BLOC DE TEXTE
Pour l’application du présent numéro tarifaire :

b) [...] « arme à feu prohibée » [...] s’entend au sens du paragraphe 84(1) du Code criminel.

[10]  Le paragraphe 84(1) du Code criminel définit, entre autres choses, une « arme prohibée » comme une « [a]rme de poing pourvue d’un canon dont la longueur ne dépasse pas 105 mm ». L’ASFC a établi que la marchandise en cause a un canon d’une longueur de 101,6 mm et qu’il s’agit donc d’une arme à feu prohibée au sens du paragraphe 84(1) du Code criminel.

[11]  Dans les appels devant le Tribunal, il incombe à l’appelant de prouver que le classement tarifaire déterminé par l’ASFC est erroné [8] . En l’espèce, il incombe donc à M. Peng d’établir que l’arme de poing n’est pas une arme à feu prohibée.

Aucune possibilité réelle que l’appel soit accueilli

[12]  De l’avis du Tribunal, les observations de M. Peng dans le cadre du présent appel sont essentiellement des explications des différentes mesures qu’il a prises pour que l’arme de poing soit autorisée à entrer au Canada [9] . M. Peng fait valoir que lorsque la marchandise a été saisie à la frontière, il a été informé qu’il s’agissait d’une arme à feu prohibée dont l’importation était interdite. M. Peng a reconnu dans ses observations qu’il s’était rendu compte que la marchandise en cause était prohibée parce que la longueur du canon est inférieure à 105 mm [10] . À cet égard, l’ASFC fait valoir que M. Peng a admis que la marchandise en cause était une arme à feu prohibée.

[13]  De l’avis du Tribunal, M. Peng a reconnu que la marchandise est une arme à feu prohibée en raison de la longueur de son canon et il n’a fait aucune observation pour contester la décision de l’ASFC [11] . M. Peng ne conteste pas la longueur du canon de la marchandise en cause ni aucun autre aspect de la décision de l’ASFC. En bref, il n’y a pas de faits contestés dans cet appel.

DONNÉES FOURNIES
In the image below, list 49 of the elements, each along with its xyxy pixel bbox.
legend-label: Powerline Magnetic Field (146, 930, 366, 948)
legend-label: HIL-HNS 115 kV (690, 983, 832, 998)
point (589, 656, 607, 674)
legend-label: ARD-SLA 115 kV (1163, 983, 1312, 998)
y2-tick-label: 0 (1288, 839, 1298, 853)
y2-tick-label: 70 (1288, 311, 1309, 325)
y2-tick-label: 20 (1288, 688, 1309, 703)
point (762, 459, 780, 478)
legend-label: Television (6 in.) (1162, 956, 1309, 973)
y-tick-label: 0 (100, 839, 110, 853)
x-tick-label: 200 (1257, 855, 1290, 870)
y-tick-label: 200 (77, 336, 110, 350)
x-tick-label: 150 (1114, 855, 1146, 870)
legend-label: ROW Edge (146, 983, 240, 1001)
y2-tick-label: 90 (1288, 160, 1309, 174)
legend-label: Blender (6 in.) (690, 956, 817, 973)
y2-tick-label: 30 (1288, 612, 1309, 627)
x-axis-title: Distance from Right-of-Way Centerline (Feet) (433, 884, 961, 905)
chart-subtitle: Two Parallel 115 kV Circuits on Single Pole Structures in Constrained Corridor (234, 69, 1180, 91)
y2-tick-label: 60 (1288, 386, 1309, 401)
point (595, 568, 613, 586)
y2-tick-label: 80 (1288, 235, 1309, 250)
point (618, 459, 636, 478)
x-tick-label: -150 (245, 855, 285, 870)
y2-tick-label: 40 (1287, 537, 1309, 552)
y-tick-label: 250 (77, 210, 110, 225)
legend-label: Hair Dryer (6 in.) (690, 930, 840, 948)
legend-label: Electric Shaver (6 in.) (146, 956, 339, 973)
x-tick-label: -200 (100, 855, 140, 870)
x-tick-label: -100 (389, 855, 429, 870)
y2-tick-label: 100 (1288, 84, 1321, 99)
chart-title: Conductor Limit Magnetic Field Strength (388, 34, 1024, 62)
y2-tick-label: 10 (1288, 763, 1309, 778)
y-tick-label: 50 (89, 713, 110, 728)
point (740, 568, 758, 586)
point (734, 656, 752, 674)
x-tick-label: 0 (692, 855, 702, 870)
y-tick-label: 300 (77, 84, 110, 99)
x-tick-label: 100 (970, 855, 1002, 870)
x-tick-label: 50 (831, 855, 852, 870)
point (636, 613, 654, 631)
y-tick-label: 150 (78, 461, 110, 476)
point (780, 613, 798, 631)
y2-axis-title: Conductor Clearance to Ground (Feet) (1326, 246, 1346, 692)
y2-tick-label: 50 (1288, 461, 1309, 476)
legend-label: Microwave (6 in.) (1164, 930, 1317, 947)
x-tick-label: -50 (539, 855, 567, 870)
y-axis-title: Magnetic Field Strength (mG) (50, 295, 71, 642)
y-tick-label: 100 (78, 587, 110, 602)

OBJECTIFS
#1 Reformulez en liste JSON de chaînes les lignes des enregistrements, du début jusqu'à la ligne contenant « y2-tick-label: 0 (1288, 839, 1298, 853) » comprise, à raison d'une chaîne par ligne et sans les lignes vides.
#2 Poursuivez le texte sur l'appel de M. Peng concernant son arme de poing à partir de sa dernière phrase.

RÉPONSES PAR CONSIGNE
#1
[
  "In the image below, list 49 of the elements, each along with its xyxy pixel bbox.",
  "legend-label: Powerline Magnetic Field (146, 930, 366, 948)",
  "legend-label: HIL-HNS 115 kV (690, 983, 832, 998)",
  "point (589, 656, 607, 674)",
  "legend-label: ARD-SLA 115 kV (1163, 983, 1312, 998)",
  "y2-tick-label: 0 (1288, 839, 1298, 853)"
]

#2
[14]  De plus, la mesure corrective demandée par M. Peng est fondée sur sa reconnaissance du fait que la marchandise en cause est une arme à feu prohibée. M. Peng demande que la marchandise soit remise au fabricant afin de modifier la longueur du canon pour que la marchandise puisse être importée au Canada. À cet égard, l’ASFC a fait valoir que l’intention de M. Peng de modifier l’arme de poing ne s’applique pas au classement tarifaire.

[15]  Il est bien établi que le classement tarifaire doit être déterminé en fonction d’un examen des marchandises, dans leur ensemble, telles qu’elles sont présentées au moment de leur importation au Canada [12] . Ainsi, les intentions de M. Peng de modifier la marchandise, aussi bien intentionnées soient-elles, ne sont pas pertinentes aux fins du classement tarifaire.

[16]  En considérant attentivement ce qui précède, le Tribunal conclut qu’il est évident et manifeste que cet appel ne révèle aucune cause d’action valable.

DÉCISION

[17]  La demande est accordée. L’appel est rejeté car il ne révèle aucune cause d’action valable.

Rose Ann Ritcey

Rose Ann Ritcey
Membre présidant

 



[1]   L.R.C. (1985), ch. 1 (2e suppl.) [Loi].

[2]   L.C. 1997, ch. 36.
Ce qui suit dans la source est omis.